### ASSIGNMENT
With the pictures left aside, write out the entries that follow exactly.

Top of GIVEN RECORDS

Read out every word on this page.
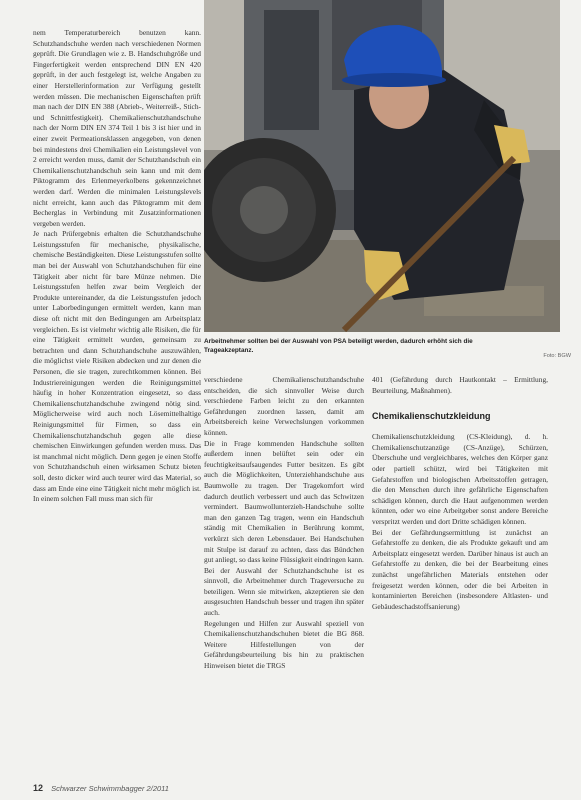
nem Temperaturbereich benutzen kann. Schutzhandschuhe werden nach verschiedenen Normen geprüft. Die Grundlagen wie z. B. Handschuhgröße und Fingerfertigkeit werden entsprechend DIN EN 420 geprüft, in der auch festgelegt ist, welche Angaben zu einer Herstellerinformation zur Verfügung gestellt werden müssen. Die mechanischen Eigenschaften prüft man nach der DIN EN 388 (Abrieb-, Weiterreiß-, Stich- und Schnittfestigkeit). Chemikalienschutzhandschuhe nach der Norm DIN EN 374 Teil 1 bis 3 ist hier und in einer zweit Permeationsklassen angegeben, von denen bei mindestens drei Chemikalien ein Leistungslevel von 2 erreicht werden muss, damit der Schutzhandschuh ein Chemikalienschutzhandschuh sein kann und mit dem Piktogramm des Erlenmeyerkolbens gekennzeichnet werden darf. Werden die minimalen Leistungslevels nicht erreicht, kann auch das Piktogramm mit dem Becherglas in Verbindung mit Zusatzinformationen vergeben werden.

Je nach Prüfergebnis erhalten die Schutzhandschuhe Leistungsstufen für mechanische, physikalische, chemische Beständigkeiten. Diese Leistungsstufen sollte man bei der Auswahl von Schutzhandschuhen für eine Tätigkeit aber nicht für bare Münze nehmen. Die Leistungsstufen helfen zwar beim Vergleich der Produkte untereinander, da die Leistungsstufen jedoch unter Laborbedingungen ermittelt werden, kann man diese oft nicht mit den Bedingungen am Arbeitsplatz vergleichen. Es ist vielmehr wichtig alle Risiken, die für eine Tätigkeit ermittelt wurden, gemeinsam zu betrachten und dann Schutzhandschuhe auszuwählen, die möglichst viele Risiken abdecken und zur denen die Personen, die sie tragen, zurechtkommen können. Bei Industriereinigungen werden die Reinigungsmittel häufig in hoher Konzentration eingesetzt, so dass Chemikalienschutzhandschuhe zwingend nötig sind. Möglicherweise wird auch noch Lösemittelhaltige Reinigungsmittel für Firmen, so dass ein Chemikalienschutzhandschuh gegen alle diese chemischen Einwirkungen gefunden werden muss. Das ist manchmal nicht möglich. Denn gegen je einen Stoffe von Schutzhandschuh einen wirksamen Schutz bieten soll, desto dicker wird auch teurer wird das Material, so dass am Ende eine eine Tätigkeit nicht mehr möglich ist. In einem solchen Fall muss man sich für

Arbeitnehmer sollten bei der Auswahl von PSA beteiligt werden, dadurch erhöht sich die Trageakzeptanz.
Foto: BGW

verschiedene Chemikalienschutzhandschuhe entscheiden, die sich sinnvoller Weise durch verschiedene Farben leicht zu den erkannten Gefährdungen zuordnen lassen, damit am Arbeitsbereich keine Verwechslungen vorkommen können.

Die in Frage kommenden Handschuhe sollten außerdem innen belüftet sein oder ein feuchtigkeitsaufsaugendes Futter besitzen. Es gibt auch die Möglichkeiten, Unterziehhandschuhe aus Baumwolle zu tragen. Der Tragekomfort wird dadurch deutlich verbessert und auch das Schwitzen vermindert. Baumwollunterzieh-Handschuhe sollte man den ganzen Tag tragen, wenn ein Handschuh ständig mit Chemikalien in Berührung kommt, verkürzt sich deren Lebensdauer. Bei Handschuhen mit Stulpe ist darauf zu achten, dass das Bündchen gut anliegt, so dass keine Flüssigkeit eindringen kann.

Bei der Auswahl der Schutzhandschuhe ist es sinnvoll, die Arbeitnehmer durch Trageversuche zu beteiligen. Wenn sie mitwirken, akzeptieren sie den ausgesuchten Handschuh besser und tragen ihn später auch.

Regelungen und Hilfen zur Auswahl speziell von Chemikalienschutzhandschuhen bietet die BG 868. Weitere Hilfestellungen von der Gefährdungsbeurteilung bis hin zu praktischen Hinweisen bietet die TRGS

401 (Gefährdung durch Hautkontakt – Ermittlung, Beurteilung, Maßnahmen).

Chemikalienschutzkleidung

Chemikalienschutzkleidung (CS-Kleidung), d. h. Chemikalienschutzanzüge (CS-Anzüge), Schürzen, Überschuhe und vergleichbares, welches den Körper ganz oder partiell schützt, wird bei Tätigkeiten mit Gefahrstoffen und biologischen Arbeitsstoffen getragen, die den Menschen durch ihre gefährliche Eigenschaften schädigen können, durch die Haut aufgenommen werden könnten, oder wo eine Arbeitgeber sonst andere Bereiche verspritzt werden und dort Dritte schädigen können.

Bei der Gefährdungsermittlung ist zunächst an Gefahrstoffe zu denken, die als Produkte gekauft und am Arbeitsplatz eingesetzt werden. Darüber hinaus ist auch an Gefahrstoffe zu denken, die bei der Bearbeitung eines zunächst ungefährlichen Materials entstehen oder freigesetzt werden können, oder die bei Arbeiten in kontaminierten Bereichen (insbesondere Altlasten- und Gebäudeschadstoffsanierung)

12 Schwarzer Schwimmbagger 2/2011
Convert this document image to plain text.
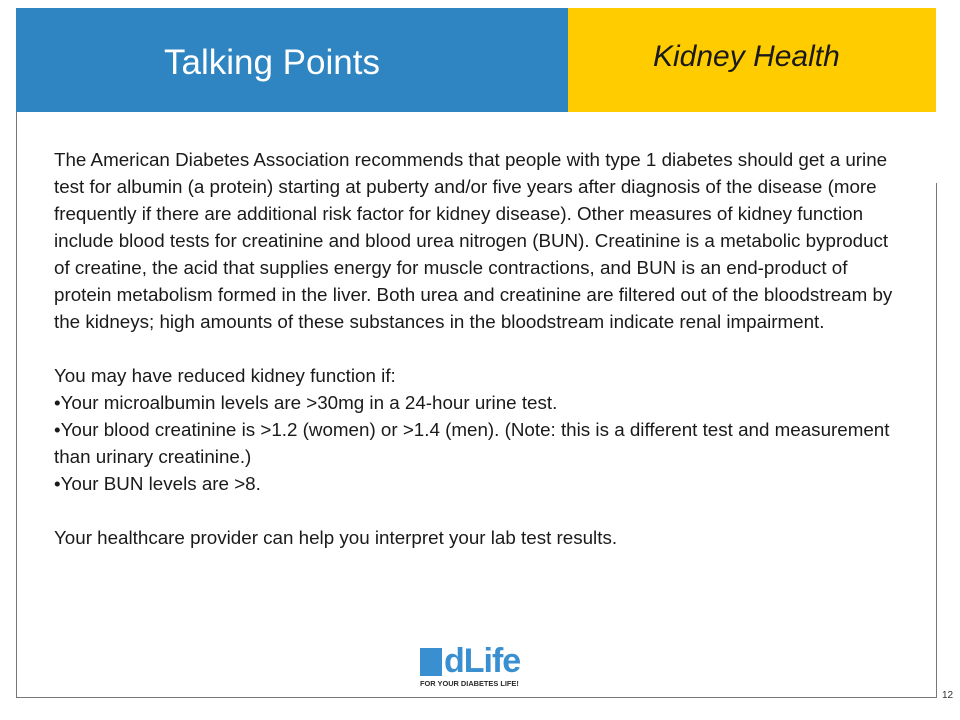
Talking Points	Kidney Health

The American Diabetes Association recommends that people with type 1 diabetes should get a urine test for albumin (a protein) starting at puberty and/or five years after diagnosis of the disease (more frequently if there are additional risk factor for kidney disease). Other measures of kidney function include blood tests for creatinine and blood urea nitrogen (BUN). Creatinine is a metabolic byproduct of creatine, the acid that supplies energy for muscle contractions, and BUN is an end-product of protein metabolism formed in the liver. Both urea and creatinine are filtered out of the bloodstream by the kidneys; high amounts of these substances in the bloodstream indicate renal impairment.

You may have reduced kidney function if:

•Your microalbumin levels are >30mg in a 24-hour urine test.

•Your blood creatinine is >1.2 (women) or >1.4 (men). (Note: this is a different test and measurement than urinary creatinine.)

•Your BUN levels are >8.

Your healthcare provider can help you interpret your lab test results.

dLife
FOR YOUR DIABETES LIFE!
12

Bottom of GIVEN RECORDS

### OUTPUT FOR THIS TASK
Read out every word on this page.
nem Temperaturbereich benutzen kann. Schutzhandschuhe werden nach verschiedenen Normen geprüft. Die Grundlagen wie z. B. Handschuhgröße und Fingerfertigkeit werden entsprechend DIN EN 420 geprüft, in der auch festgelegt ist, welche Angaben zu einer Herstellerinformation zur Verfügung gestellt werden müssen. Die mechanischen Eigenschaften prüft man nach der DIN EN 388 (Abrieb-, Weiterreiß-, Stich- und Schnittfestigkeit). Chemikalienschutzhandschuhe nach der Norm DIN EN 374 Teil 1 bis 3 ist hier und in einer zweit Permeationsklassen angegeben, von denen bei mindestens drei Chemikalien ein Leistungslevel von 2 erreicht werden muss, damit der Schutzhandschuh ein Chemikalienschutzhandschuh sein kann und mit dem Piktogramm des Erlenmeyerkolbens gekennzeichnet werden darf. Werden die minimalen Leistungslevels nicht erreicht, kann auch das Piktogramm mit dem Becherglas in Verbindung mit Zusatzinformationen vergeben werden.

Je nach Prüfergebnis erhalten die Schutzhandschuhe Leistungsstufen für mechanische, physikalische, chemische Beständigkeiten. Diese Leistungsstufen sollte man bei der Auswahl von Schutzhandschuhen für eine Tätigkeit aber nicht für bare Münze nehmen. Die Leistungsstufen helfen zwar beim Vergleich der Produkte untereinander, da die Leistungsstufen jedoch unter Laborbedingungen ermittelt werden, kann man diese oft nicht mit den Bedingungen am Arbeitsplatz vergleichen. Es ist vielmehr wichtig alle Risiken, die für eine Tätigkeit ermittelt wurden, gemeinsam zu betrachten und dann Schutzhandschuhe auszuwählen, die möglichst viele Risiken abdecken und zur denen die Personen, die sie tragen, zurechtkommen können. Bei Industriereinigungen werden die Reinigungsmittel häufig in hoher Konzentration eingesetzt, so dass Chemikalienschutzhandschuhe zwingend nötig sind. Möglicherweise wird auch noch Lösemittelhaltige Reinigungsmittel für Firmen, so dass ein Chemikalienschutzhandschuh gegen alle diese chemischen Einwirkungen gefunden werden muss. Das ist manchmal nicht möglich. Denn gegen je einen Stoffe von Schutzhandschuh einen wirksamen Schutz bieten soll, desto dicker wird auch teurer wird das Material, so dass am Ende eine eine Tätigkeit nicht mehr möglich ist. In einem solchen Fall muss man sich für

Arbeitnehmer sollten bei der Auswahl von PSA beteiligt werden, dadurch erhöht sich die Trageakzeptanz.
Foto: BGW

verschiedene Chemikalienschutzhandschuhe entscheiden, die sich sinnvoller Weise durch verschiedene Farben leicht zu den erkannten Gefährdungen zuordnen lassen, damit am Arbeitsbereich keine Verwechslungen vorkommen können.

Die in Frage kommenden Handschuhe sollten außerdem innen belüftet sein oder ein feuchtigkeitsaufsaugendes Futter besitzen. Es gibt auch die Möglichkeiten, Unterziehhandschuhe aus Baumwolle zu tragen. Der Tragekomfort wird dadurch deutlich verbessert und auch das Schwitzen vermindert. Baumwollunterzieh-Handschuhe sollte man den ganzen Tag tragen, wenn ein Handschuh ständig mit Chemikalien in Berührung kommt, verkürzt sich deren Lebensdauer. Bei Handschuhen mit Stulpe ist darauf zu achten, dass das Bündchen gut anliegt, so dass keine Flüssigkeit eindringen kann.

Bei der Auswahl der Schutzhandschuhe ist es sinnvoll, die Arbeitnehmer durch Trageversuche zu beteiligen. Wenn sie mitwirken, akzeptieren sie den ausgesuchten Handschuh besser und tragen ihn später auch.

Regelungen und Hilfen zur Auswahl speziell von Chemikalienschutzhandschuhen bietet die BG 868. Weitere Hilfestellungen von der Gefährdungsbeurteilung bis hin zu praktischen Hinweisen bietet die TRGS

401 (Gefährdung durch Hautkontakt – Ermittlung, Beurteilung, Maßnahmen).

Chemikalienschutzkleidung

Chemikalienschutzkleidung (CS-Kleidung), d. h. Chemikalienschutzanzüge (CS-Anzüge), Schürzen, Überschuhe und vergleichbares, welches den Körper ganz oder partiell schützt, wird bei Tätigkeiten mit Gefahrstoffen und biologischen Arbeitsstoffen getragen, die den Menschen durch ihre gefährliche Eigenschaften schädigen können, durch die Haut aufgenommen werden könnten, oder wo eine Arbeitgeber sonst andere Bereiche verspritzt werden und dort Dritte schädigen können.

Bei der Gefährdungsermittlung ist zunächst an Gefahrstoffe zu denken, die als Produkte gekauft und am Arbeitsplatz eingesetzt werden. Darüber hinaus ist auch an Gefahrstoffe zu denken, die bei der Bearbeitung eines zunächst ungefährlichen Materials entstehen oder freigesetzt werden können, oder die bei Arbeiten in kontaminierten Bereichen (insbesondere Altlasten- und Gebäudeschadstoffsanierung)

12 Schwarzer Schwimmbagger 2/2011
Convert this document image to plain text.
Talking Points	Kidney Health

The American Diabetes Association recommends that people with type 1 diabetes should get a urine test for albumin (a protein) starting at puberty and/or five years after diagnosis of the disease (more frequently if there are additional risk factor for kidney disease). Other measures of kidney function include blood tests for creatinine and blood urea nitrogen (BUN). Creatinine is a metabolic byproduct of creatine, the acid that supplies energy for muscle contractions, and BUN is an end-product of protein metabolism formed in the liver. Both urea and creatinine are filtered out of the bloodstream by the kidneys; high amounts of these substances in the bloodstream indicate renal impairment.

You may have reduced kidney function if:

•Your microalbumin levels are >30mg in a 24-hour urine test.

•Your blood creatinine is >1.2 (women) or >1.4 (men). (Note: this is a different test and measurement than urinary creatinine.)

•Your BUN levels are >8.

Your healthcare provider can help you interpret your lab test results.

dLife
FOR YOUR DIABETES LIFE!
12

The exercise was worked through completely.